Problem requirements: Where a line contains the word "支架CD", copy that line in full.

Dataset records:
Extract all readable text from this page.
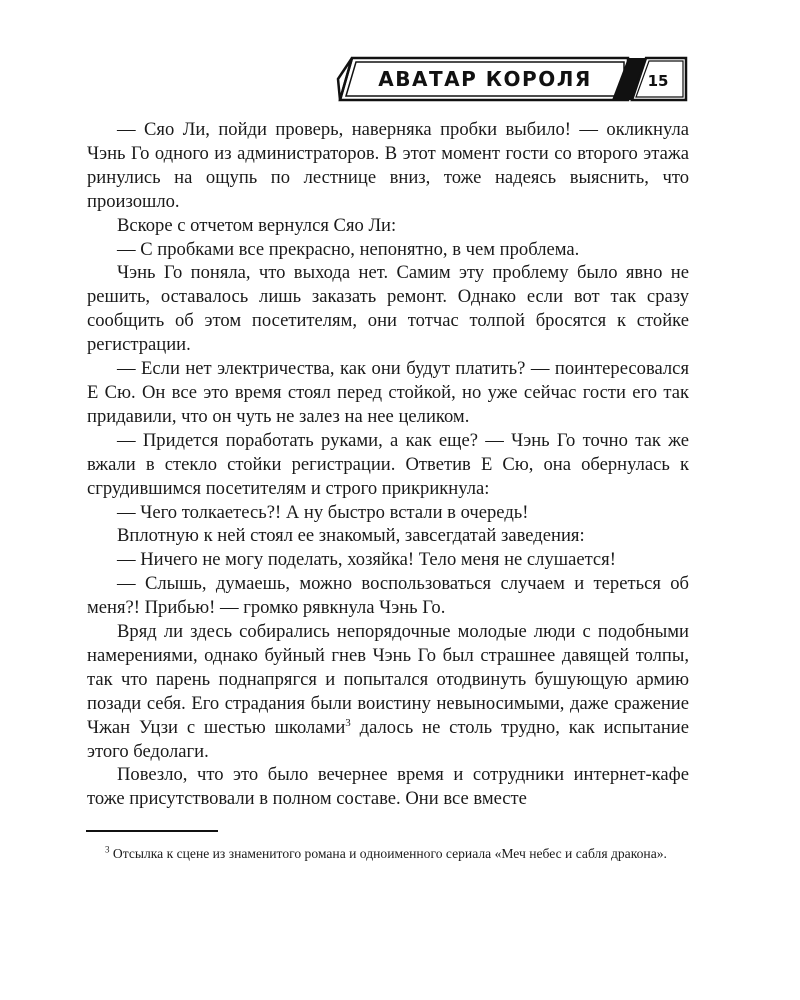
АВАТАР КОРОЛЯ	15

— Сяо Ли, пойди проверь, наверняка пробки выбило! — окликнула Чэнь Го одного из администраторов. В этот момент гости со второго этажа ринулись на ощупь по лестнице вниз, тоже надеясь выяснить, что произошло.

Вскоре с отчетом вернулся Сяо Ли:

— С пробками все прекрасно, непонятно, в чем проблема.

Чэнь Го поняла, что выхода нет. Самим эту проблему было явно не решить, оставалось лишь заказать ремонт. Однако если вот так сразу сообщить об этом посетителям, они тотчас толпой бросятся к стойке регистрации.

— Если нет электричества, как они будут платить? — поинтересовался Е Сю. Он все это время стоял перед стойкой, но уже сейчас гости его так придавили, что он чуть не залез на нее целиком.

— Придется поработать руками, а как еще? — Чэнь Го точно так же вжали в стекло стойки регистрации. Ответив Е Сю, она обернулась к сгрудившимся посетителям и строго прикрикнула:

— Чего толкаетесь?! А ну быстро встали в очередь!

Вплотную к ней стоял ее знакомый, завсегдатай заведения:

— Ничего не могу поделать, хозяйка! Тело меня не слушается!

— Слышь, думаешь, можно воспользоваться случаем и тереться об меня?! Прибью! — громко рявкнула Чэнь Го.

Вряд ли здесь собирались непорядочные молодые люди с подобными намерениями, однако буйный гнев Чэнь Го был страшнее давящей толпы, так что парень поднапрягся и попытался отодвинуть бушующую армию позади себя. Его страдания были воистину невыносимыми, даже сражение Чжан Уцзи с шестью школами$^3$ далось не столь трудно, как испытание этого бедолаги.

Повезло, что это было вечернее время и сотрудники интернет-кафе тоже присутствовали в полном составе. Они все вместе

$^3$ Отсылка к сцене из знаменитого романа и одноименного сериала «Меч небес и сабля дракона».
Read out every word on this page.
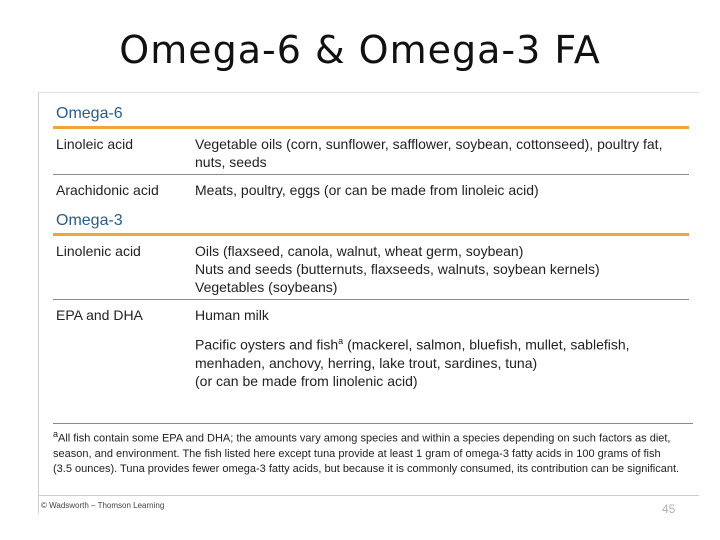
Omega-6 & Omega-3 FA
Omega-6
Linoleic acid	Vegetable oils (corn, sunflower, safflower, soybean, cottonseed), poultry fat,
nuts, seeds
Arachidonic acid	Meats, poultry, eggs (or can be made from linoleic acid)
Omega-3
Linolenic acid	Oils (flaxseed, canola, walnut, wheat germ, soybean)
Nuts and seeds (butternuts, flaxseeds, walnuts, soybean kernels)
Vegetables (soybeans)
EPA and DHA	Human milk
Pacific oysters and fish$^a$ (mackerel, salmon, bluefish, mullet, sablefish,
menhaden, anchovy, herring, lake trout, sardines, tuna)
(or can be made from linolenic acid)
$^a$All fish contain some EPA and DHA; the amounts vary among species and within a species depending on such factors as diet,
season, and environment. The fish listed here except tuna provide at least 1 gram of omega-3 fatty acids in 100 grams of fish
(3.5 ounces). Tuna provides fewer omega-3 fatty acids, but because it is commonly consumed, its contribution can be significant.
© Wadsworth – Thomson Learning	45
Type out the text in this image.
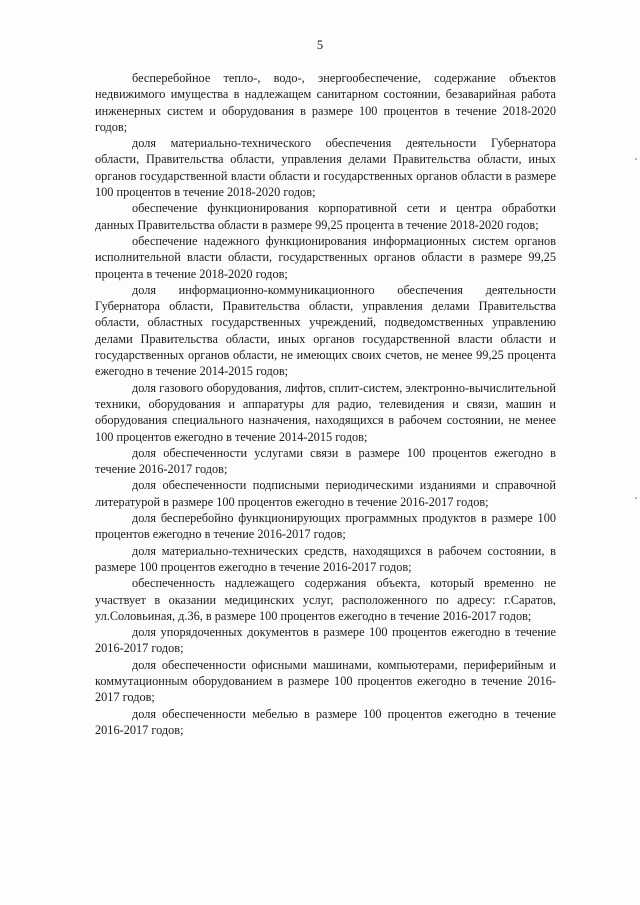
5

бесперебойное тепло-, водо-, энергообеспечение, содержание объектов недвижимого имущества в надлежащем санитарном состоянии, безаварийная работа инженерных систем и оборудования в размере 100 процентов в течение 2018-2020 годов;

доля материально-технического обеспечения деятельности Губернатора области, Правительства области, управления делами Правительства области, иных органов государственной власти области и государственных органов области в размере 100 процентов в течение 2018-2020 годов;

обеспечение функционирования корпоративной сети и центра обработки данных Правительства области в размере 99,25 процента в течение 2018-2020 годов;

обеспечение надежного функционирования информационных систем органов исполнительной власти области, государственных органов области в размере 99,25 процента в течение 2018-2020 годов;

доля информационно-коммуникационного обеспечения деятельности Губернатора области, Правительства области, управления делами Правительства области, областных государственных учреждений, подведомственных управлению делами Правительства области, иных органов государственной власти области и государственных органов области, не имеющих своих счетов, не менее 99,25 процента ежегодно в течение 2014-2015 годов;

доля газового оборудования, лифтов, сплит-систем, электронно-вычислительной техники, оборудования и аппаратуры для радио, телевидения и связи, машин и оборудования специального назначения, находящихся в рабочем состоянии, не менее 100 процентов ежегодно в течение 2014-2015 годов;

доля обеспеченности услугами связи в размере 100 процентов ежегодно в течение 2016-2017 годов;

доля обеспеченности подписными периодическими изданиями и справочной литературой в размере 100 процентов ежегодно в течение 2016-2017 годов;

доля бесперебойно функционирующих программных продуктов в размере 100 процентов ежегодно в течение 2016-2017 годов;

доля материально-технических средств, находящихся в рабочем состоянии, в размере 100 процентов ежегодно в течение 2016-2017 годов;

обеспеченность надлежащего содержания объекта, который временно не участвует в оказании медицинских услуг, расположенного по адресу: г.Саратов, ул.Соловьиная, д.36, в размере 100 процентов ежегодно в течение 2016-2017 годов;

доля упорядоченных документов в размере 100 процентов ежегодно в течение 2016-2017 годов;

доля обеспеченности офисными машинами, компьютерами, периферийным и коммутационным оборудованием в размере 100 процентов ежегодно в течение 2016-2017 годов;

доля обеспеченности мебелью в размере 100 процентов ежегодно в течение 2016-2017 годов;
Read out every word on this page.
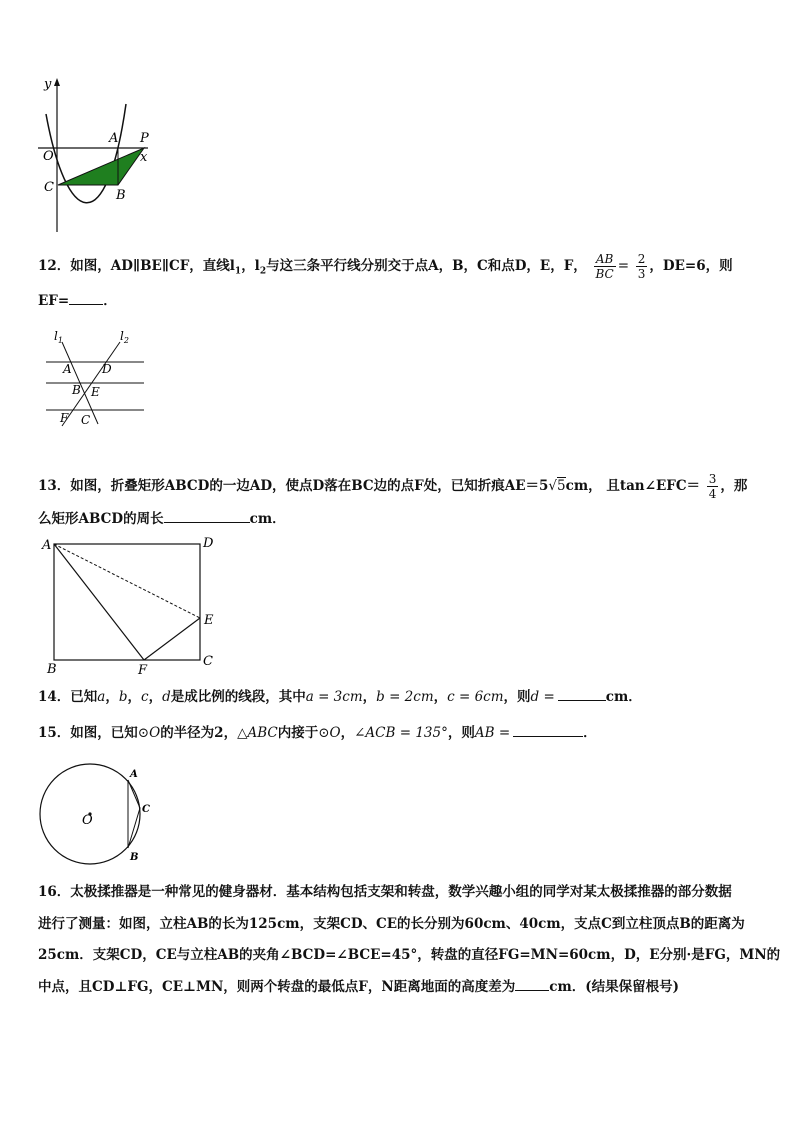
y
O
A P
x
C
B
12．如图，AD∥BE∥CF，直线$l_1$，$l_2$与这三条平行线分别交于点A，B，C和点D，E，F， $\frac{AB}{BC} = \frac{2}{3}$ ，DE=6，则
EF=	．
$l_1$	$l_2$
A	D
B E
F C
13．如图，折叠矩形ABCD的一边AD，使点D落在BC边的点F处，已知折痕AE＝5√5cm， 且tan∠EFC＝ $\frac{3}{4}$ ，那
么矩形ABCD的周长	cm．
A	D
E
B	F
C
14．已知a，b，c，d是成比例的线段，其中a = 3cm，b = 2cm，c = 6cm，则d =	cm．
15．如图，已知⊙O的半径为2，△ABC内接于⊙O，∠ACB = 135°，则AB =	．
O
A
C
B
16．太极揉推器是一种常见的健身器材．基本结构包括支架和转盘，数学兴趣小组的同学对某太极揉推器的部分数据
进行了测量：如图，立柱AB的长为125cm，支架CD、CE的长分别为60cm、40cm，支点C到立柱顶点B的距离为
25cm．支架CD，CE与立柱AB的夹角∠BCD=∠BCE=45°，转盘的直径FG=MN=60cm，D，E分别·是FG，MN的
中点，且CD⊥FG，CE⊥MN，则两个转盘的最低点F，N距离地面的高度差为	cm．(结果保留根号)
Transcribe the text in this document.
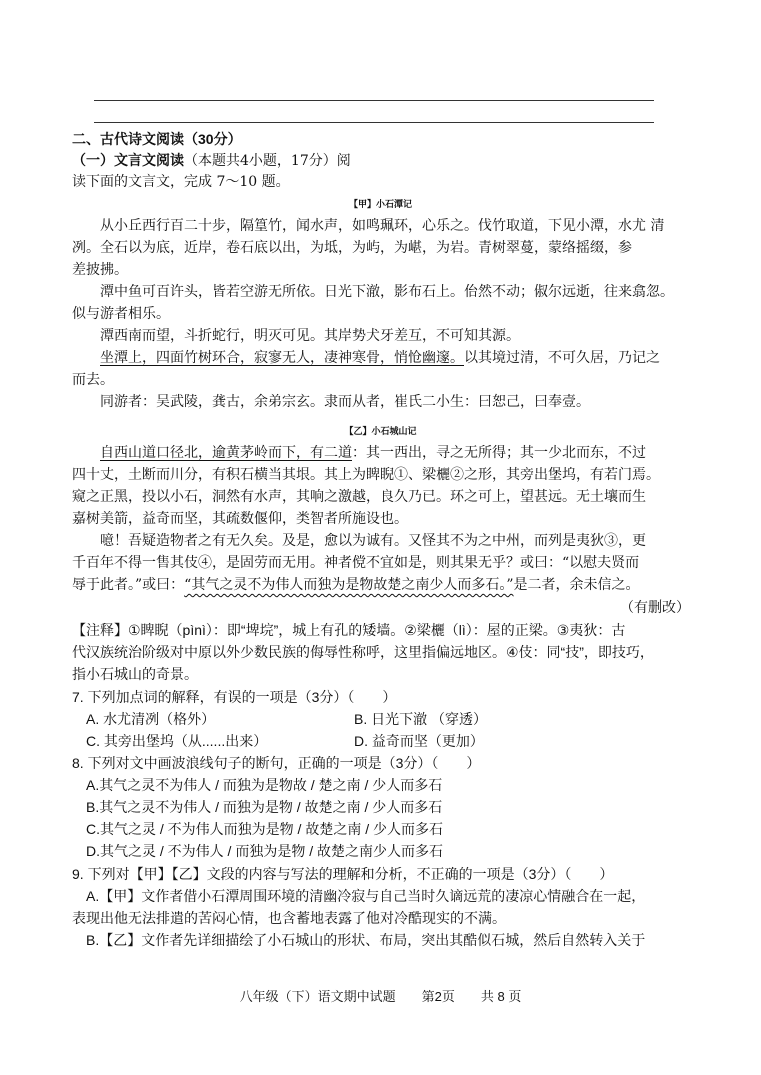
二、古代诗文阅读（30分）
（一）文言文阅读（本题共4小题，17分）阅
读下面的文言文，完成 7～10 题。
【甲】小石潭记
从小丘西行百二十步，隔篁竹，闻水声，如鸣珮环，心乐之。伐竹取道，下见小潭，水尤 清
冽。全石以为底，近岸，卷石底以出，为坻，为屿，为嵁，为岩。青树翠蔓，蒙络摇缀，参
差披拂。
潭中鱼可百许头，皆若空游无所依。日光下澈，影布石上。佁然不动；俶尔远逝，往来翕忽。
似与游者相乐。
潭西南而望，斗折蛇行，明灭可见。其岸势犬牙差互，不可知其源。
坐潭上，四面竹树环合，寂寥无人，凄神寒骨，悄怆幽邃。以其境过清，不可久居，乃记之
而去。
同游者：吴武陵，龚古，余弟宗玄。隶而从者，崔氏二小生：曰恕己，曰奉壹。
【乙】小石城山记
自西山道口径北，逾黄茅岭而下，有二道：其一西出，寻之无所得；其一少北而东，不过
四十丈，土断而川分，有积石横当其垠。其上为睥睨①、梁欐②之形，其旁出堡坞，有若门焉。
窥之正黑，投以小石，洞然有水声，其响之激越，良久乃已。环之可上，望甚远。无土壤而生
嘉树美箭，益奇而坚，其疏数偃仰，类智者所施设也。
噫！吾疑造物者之有无久矣。及是，愈以为诚有。又怪其不为之中州，而列是夷狄③，更
千百年不得一售其伎④，是固劳而无用。神者傥不宜如是，则其果无乎？或曰：“以慰夫贤而
辱于此者。”或曰：“其气之灵不为伟人而独为是物故楚之南少人而多石。”是二者，余未信之。
（有删改）
【注释】①睥睨（pìnì）：即“埤垸”，城上有孔的矮墙。②梁欐（lì）：屋的正梁。③夷狄：古
代汉族统治阶级对中原以外少数民族的侮辱性称呼，这里指偏远地区。④伎：同“技”，即技巧，
指小石城山的奇景。
7. 下列加点词的解释，有误的一项是（3分）（　　）
A. 水尤清冽（格外）	B. 日光下澈 （穿透）
C. 其旁出堡坞（从......出来）	D. 益奇而坚（更加）
8. 下列对文中画波浪线句子的断句，正确的一项是（3分）（　　）
A.其气之灵不为伟人 / 而独为是物故 / 楚之南 / 少人而多石
B.其气之灵不为伟人 / 而独为是物 / 故楚之南 / 少人而多石
C.其气之灵 / 不为伟人而独为是物 / 故楚之南 / 少人而多石
D.其气之灵 / 不为伟人 / 而独为是物 / 故楚之南少人而多石
9. 下列对【甲】【乙】文段的内容与写法的理解和分析，不正确的一项是（3分）（　　）
A.【甲】文作者借小石潭周围环境的清幽冷寂与自己当时久谪远荒的凄凉心情融合在一起，
表现出他无法排遣的苦闷心情，也含蓄地表露了他对冷酷现实的不满。
B.【乙】文作者先详细描绘了小石城山的形状、布局，突出其酷似石城，然后自然转入关于
八年级（下）语文期中试题　　第2页　　共 8 页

Solution for this exercise:
进行了测量：如图，立柱AB的长为125cm，支架CD、CE的长分别为60cm、40cm，支点C到立柱顶点B的距离为
25cm．支架CD，CE与立柱AB的夹角∠BCD=∠BCE=45°，转盘的直径FG=MN=60cm，D，E分别·是FG，MN的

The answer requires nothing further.